▸ **WORK REQUIRED**
The entries below are to be written out again without alteration.

————

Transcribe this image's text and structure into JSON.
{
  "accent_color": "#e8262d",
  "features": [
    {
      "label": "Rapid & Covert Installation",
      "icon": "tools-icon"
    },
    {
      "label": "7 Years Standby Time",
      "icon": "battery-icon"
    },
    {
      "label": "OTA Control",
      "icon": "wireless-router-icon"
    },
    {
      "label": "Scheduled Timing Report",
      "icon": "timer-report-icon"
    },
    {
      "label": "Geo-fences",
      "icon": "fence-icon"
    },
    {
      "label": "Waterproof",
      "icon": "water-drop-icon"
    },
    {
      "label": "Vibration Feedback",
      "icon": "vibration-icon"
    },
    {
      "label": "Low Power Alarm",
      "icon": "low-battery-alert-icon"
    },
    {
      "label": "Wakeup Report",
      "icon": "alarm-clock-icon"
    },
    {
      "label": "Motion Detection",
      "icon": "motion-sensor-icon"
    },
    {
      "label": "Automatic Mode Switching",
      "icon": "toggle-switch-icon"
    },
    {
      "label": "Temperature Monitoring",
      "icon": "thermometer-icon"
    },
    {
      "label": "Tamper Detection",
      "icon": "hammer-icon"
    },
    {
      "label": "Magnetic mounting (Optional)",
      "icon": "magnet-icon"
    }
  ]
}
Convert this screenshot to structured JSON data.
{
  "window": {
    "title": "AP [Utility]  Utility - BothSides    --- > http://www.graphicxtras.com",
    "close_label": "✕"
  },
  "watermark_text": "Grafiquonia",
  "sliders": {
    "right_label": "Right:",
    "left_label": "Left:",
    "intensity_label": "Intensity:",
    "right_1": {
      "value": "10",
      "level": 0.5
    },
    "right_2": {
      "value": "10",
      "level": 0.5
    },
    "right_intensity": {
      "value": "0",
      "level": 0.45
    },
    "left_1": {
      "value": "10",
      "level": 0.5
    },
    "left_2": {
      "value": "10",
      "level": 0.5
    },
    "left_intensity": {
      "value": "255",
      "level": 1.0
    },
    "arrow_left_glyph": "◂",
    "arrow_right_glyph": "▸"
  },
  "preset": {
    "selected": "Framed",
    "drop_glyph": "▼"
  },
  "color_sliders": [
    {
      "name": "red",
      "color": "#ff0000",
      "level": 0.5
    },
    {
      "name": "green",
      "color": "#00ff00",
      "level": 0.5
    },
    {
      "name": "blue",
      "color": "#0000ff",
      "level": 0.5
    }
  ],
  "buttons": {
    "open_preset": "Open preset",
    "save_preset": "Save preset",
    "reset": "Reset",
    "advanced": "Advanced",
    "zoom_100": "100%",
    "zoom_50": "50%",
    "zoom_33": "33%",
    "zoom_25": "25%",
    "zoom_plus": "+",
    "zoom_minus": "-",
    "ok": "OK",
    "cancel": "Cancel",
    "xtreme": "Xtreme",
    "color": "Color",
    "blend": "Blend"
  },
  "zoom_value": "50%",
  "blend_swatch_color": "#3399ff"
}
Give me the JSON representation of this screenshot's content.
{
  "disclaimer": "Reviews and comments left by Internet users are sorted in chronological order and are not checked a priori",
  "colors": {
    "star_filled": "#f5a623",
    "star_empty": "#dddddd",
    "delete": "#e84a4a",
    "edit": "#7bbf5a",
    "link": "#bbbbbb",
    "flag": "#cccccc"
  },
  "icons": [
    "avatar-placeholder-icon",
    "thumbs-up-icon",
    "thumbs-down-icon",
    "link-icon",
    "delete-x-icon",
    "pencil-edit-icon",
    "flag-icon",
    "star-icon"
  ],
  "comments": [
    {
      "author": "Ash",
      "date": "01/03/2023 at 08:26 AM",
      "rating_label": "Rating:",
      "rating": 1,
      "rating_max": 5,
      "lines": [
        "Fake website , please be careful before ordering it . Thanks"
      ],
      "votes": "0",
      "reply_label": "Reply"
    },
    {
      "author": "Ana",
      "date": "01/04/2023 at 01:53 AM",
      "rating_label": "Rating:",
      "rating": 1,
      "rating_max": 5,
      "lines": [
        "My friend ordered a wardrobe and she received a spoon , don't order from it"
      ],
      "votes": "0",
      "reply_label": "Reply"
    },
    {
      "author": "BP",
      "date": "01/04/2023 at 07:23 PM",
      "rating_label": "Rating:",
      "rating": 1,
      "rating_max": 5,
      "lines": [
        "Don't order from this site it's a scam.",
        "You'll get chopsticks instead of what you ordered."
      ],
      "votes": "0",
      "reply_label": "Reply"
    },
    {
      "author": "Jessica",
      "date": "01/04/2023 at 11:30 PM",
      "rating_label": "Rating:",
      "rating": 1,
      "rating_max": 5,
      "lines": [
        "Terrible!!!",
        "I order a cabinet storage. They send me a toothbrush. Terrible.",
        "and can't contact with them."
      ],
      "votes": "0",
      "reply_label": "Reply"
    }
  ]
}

————

▸ **WRITTEN RESPONSE**
Transcribe this image's text and structure into JSON.
{
  "accent_color": "#e8262d",
  "features": [
    {
      "label": "Rapid & Covert Installation",
      "icon": "tools-icon"
    },
    {
      "label": "7 Years Standby Time",
      "icon": "battery-icon"
    },
    {
      "label": "OTA Control",
      "icon": "wireless-router-icon"
    },
    {
      "label": "Scheduled Timing Report",
      "icon": "timer-report-icon"
    },
    {
      "label": "Geo-fences",
      "icon": "fence-icon"
    },
    {
      "label": "Waterproof",
      "icon": "water-drop-icon"
    },
    {
      "label": "Vibration Feedback",
      "icon": "vibration-icon"
    },
    {
      "label": "Low Power Alarm",
      "icon": "low-battery-alert-icon"
    },
    {
      "label": "Wakeup Report",
      "icon": "alarm-clock-icon"
    },
    {
      "label": "Motion Detection",
      "icon": "motion-sensor-icon"
    },
    {
      "label": "Automatic Mode Switching",
      "icon": "toggle-switch-icon"
    },
    {
      "label": "Temperature Monitoring",
      "icon": "thermometer-icon"
    },
    {
      "label": "Tamper Detection",
      "icon": "hammer-icon"
    },
    {
      "label": "Magnetic mounting (Optional)",
      "icon": "magnet-icon"
    }
  ]
}
Convert this screenshot to structured JSON data.
{
  "window": {
    "title": "AP [Utility]  Utility - BothSides    --- > http://www.graphicxtras.com",
    "close_label": "✕"
  },
  "watermark_text": "Grafiquonia",
  "sliders": {
    "right_label": "Right:",
    "left_label": "Left:",
    "intensity_label": "Intensity:",
    "right_1": {
      "value": "10",
      "level": 0.5
    },
    "right_2": {
      "value": "10",
      "level": 0.5
    },
    "right_intensity": {
      "value": "0",
      "level": 0.45
    },
    "left_1": {
      "value": "10",
      "level": 0.5
    },
    "left_2": {
      "value": "10",
      "level": 0.5
    },
    "left_intensity": {
      "value": "255",
      "level": 1.0
    },
    "arrow_left_glyph": "◂",
    "arrow_right_glyph": "▸"
  },
  "preset": {
    "selected": "Framed",
    "drop_glyph": "▼"
  },
  "color_sliders": [
    {
      "name": "red",
      "color": "#ff0000",
      "level": 0.5
    },
    {
      "name": "green",
      "color": "#00ff00",
      "level": 0.5
    },
    {
      "name": "blue",
      "color": "#0000ff",
      "level": 0.5
    }
  ],
  "buttons": {
    "open_preset": "Open preset",
    "save_preset": "Save preset",
    "reset": "Reset",
    "advanced": "Advanced",
    "zoom_100": "100%",
    "zoom_50": "50%",
    "zoom_33": "33%",
    "zoom_25": "25%",
    "zoom_plus": "+",
    "zoom_minus": "-",
    "ok": "OK",
    "cancel": "Cancel",
    "xtreme": "Xtreme",
    "color": "Color",
    "blend": "Blend"
  },
  "zoom_value": "50%",
  "blend_swatch_color": "#3399ff"
}
Give me the JSON representation of this screenshot's content.
{
  "disclaimer": "Reviews and comments left by Internet users are sorted in chronological order and are not checked a priori",
  "colors": {
    "star_filled": "#f5a623",
    "star_empty": "#dddddd",
    "delete": "#e84a4a",
    "edit": "#7bbf5a",
    "link": "#bbbbbb",
    "flag": "#cccccc"
  },
  "icons": [
    "avatar-placeholder-icon",
    "thumbs-up-icon",
    "thumbs-down-icon",
    "link-icon",
    "delete-x-icon",
    "pencil-edit-icon",
    "flag-icon",
    "star-icon"
  ],
  "comments": [
    {
      "author": "Ash",
      "date": "01/03/2023 at 08:26 AM",
      "rating_label": "Rating:",
      "rating": 1,
      "rating_max": 5,
      "lines": [
        "Fake website , please be careful before ordering it . Thanks"
      ],
      "votes": "0",
      "reply_label": "Reply"
    },
    {
      "author": "Ana",
      "date": "01/04/2023 at 01:53 AM",
      "rating_label": "Rating:",
      "rating": 1,
      "rating_max": 5,
      "lines": [
        "My friend ordered a wardrobe and she received a spoon , don't order from it"
      ],
      "votes": "0",
      "reply_label": "Reply"
    },
    {
      "author": "BP",
      "date": "01/04/2023 at 07:23 PM",
      "rating_label": "Rating:",
      "rating": 1,
      "rating_max": 5,
      "lines": [
        "Don't order from this site it's a scam.",
        "You'll get chopsticks instead of what you ordered."
      ],
      "votes": "0",
      "reply_label": "Reply"
    },
    {
      "author": "Jessica",
      "date": "01/04/2023 at 11:30 PM",
      "rating_label": "Rating:",
      "rating": 1,
      "rating_max": 5,
      "lines": [
        "Terrible!!!",
        "I order a cabinet storage. They send me a toothbrush. Terrible.",
        "and can't contact with them."
      ],
      "votes": "0",
      "reply_label": "Reply"
    }
  ]
}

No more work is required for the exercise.